■ Excerpted data
--- start ---
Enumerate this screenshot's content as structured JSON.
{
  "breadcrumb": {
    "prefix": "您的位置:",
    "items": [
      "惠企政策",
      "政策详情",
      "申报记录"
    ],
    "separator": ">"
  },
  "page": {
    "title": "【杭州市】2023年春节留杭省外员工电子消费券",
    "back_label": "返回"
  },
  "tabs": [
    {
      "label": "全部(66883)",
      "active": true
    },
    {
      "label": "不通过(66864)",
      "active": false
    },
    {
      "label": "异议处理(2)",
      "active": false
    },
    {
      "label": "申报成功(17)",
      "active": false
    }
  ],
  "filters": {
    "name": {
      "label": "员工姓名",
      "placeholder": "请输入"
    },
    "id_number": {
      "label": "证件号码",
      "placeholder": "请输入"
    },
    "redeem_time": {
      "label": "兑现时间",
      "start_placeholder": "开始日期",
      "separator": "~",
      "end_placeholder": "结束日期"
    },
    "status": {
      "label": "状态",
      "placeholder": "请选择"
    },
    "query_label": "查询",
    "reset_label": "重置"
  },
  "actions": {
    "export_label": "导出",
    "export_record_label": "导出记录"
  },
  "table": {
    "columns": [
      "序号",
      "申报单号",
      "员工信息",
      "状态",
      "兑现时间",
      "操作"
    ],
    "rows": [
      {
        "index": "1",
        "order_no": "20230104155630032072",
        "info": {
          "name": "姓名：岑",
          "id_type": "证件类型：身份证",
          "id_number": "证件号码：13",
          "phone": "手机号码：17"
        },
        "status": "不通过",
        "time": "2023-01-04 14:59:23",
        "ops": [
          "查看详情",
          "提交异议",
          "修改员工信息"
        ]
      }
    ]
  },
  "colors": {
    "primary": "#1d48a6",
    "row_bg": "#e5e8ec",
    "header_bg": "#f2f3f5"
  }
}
--- end ---
■ Directions for this task
Print the material verbatim, all of it.

■ Solution for this problem
Enumerate this screenshot's content as structured JSON.
{
  "breadcrumb": {
    "prefix": "您的位置:",
    "items": [
      "惠企政策",
      "政策详情",
      "申报记录"
    ],
    "separator": ">"
  },
  "page": {
    "title": "【杭州市】2023年春节留杭省外员工电子消费券",
    "back_label": "返回"
  },
  "tabs": [
    {
      "label": "全部(66883)",
      "active": true
    },
    {
      "label": "不通过(66864)",
      "active": false
    },
    {
      "label": "异议处理(2)",
      "active": false
    },
    {
      "label": "申报成功(17)",
      "active": false
    }
  ],
  "filters": {
    "name": {
      "label": "员工姓名",
      "placeholder": "请输入"
    },
    "id_number": {
      "label": "证件号码",
      "placeholder": "请输入"
    },
    "redeem_time": {
      "label": "兑现时间",
      "start_placeholder": "开始日期",
      "separator": "~",
      "end_placeholder": "结束日期"
    },
    "status": {
      "label": "状态",
      "placeholder": "请选择"
    },
    "query_label": "查询",
    "reset_label": "重置"
  },
  "actions": {
    "export_label": "导出",
    "export_record_label": "导出记录"
  },
  "table": {
    "columns": [
      "序号",
      "申报单号",
      "员工信息",
      "状态",
      "兑现时间",
      "操作"
    ],
    "rows": [
      {
        "index": "1",
        "order_no": "20230104155630032072",
        "info": {
          "name": "姓名：岑",
          "id_type": "证件类型：身份证",
          "id_number": "证件号码：13",
          "phone": "手机号码：17"
        },
        "status": "不通过",
        "time": "2023-01-04 14:59:23",
        "ops": [
          "查看详情",
          "提交异议",
          "修改员工信息"
        ]
      }
    ]
  },
  "colors": {
    "primary": "#1d48a6",
    "row_bg": "#e5e8ec",
    "header_bg": "#f2f3f5"
  }
}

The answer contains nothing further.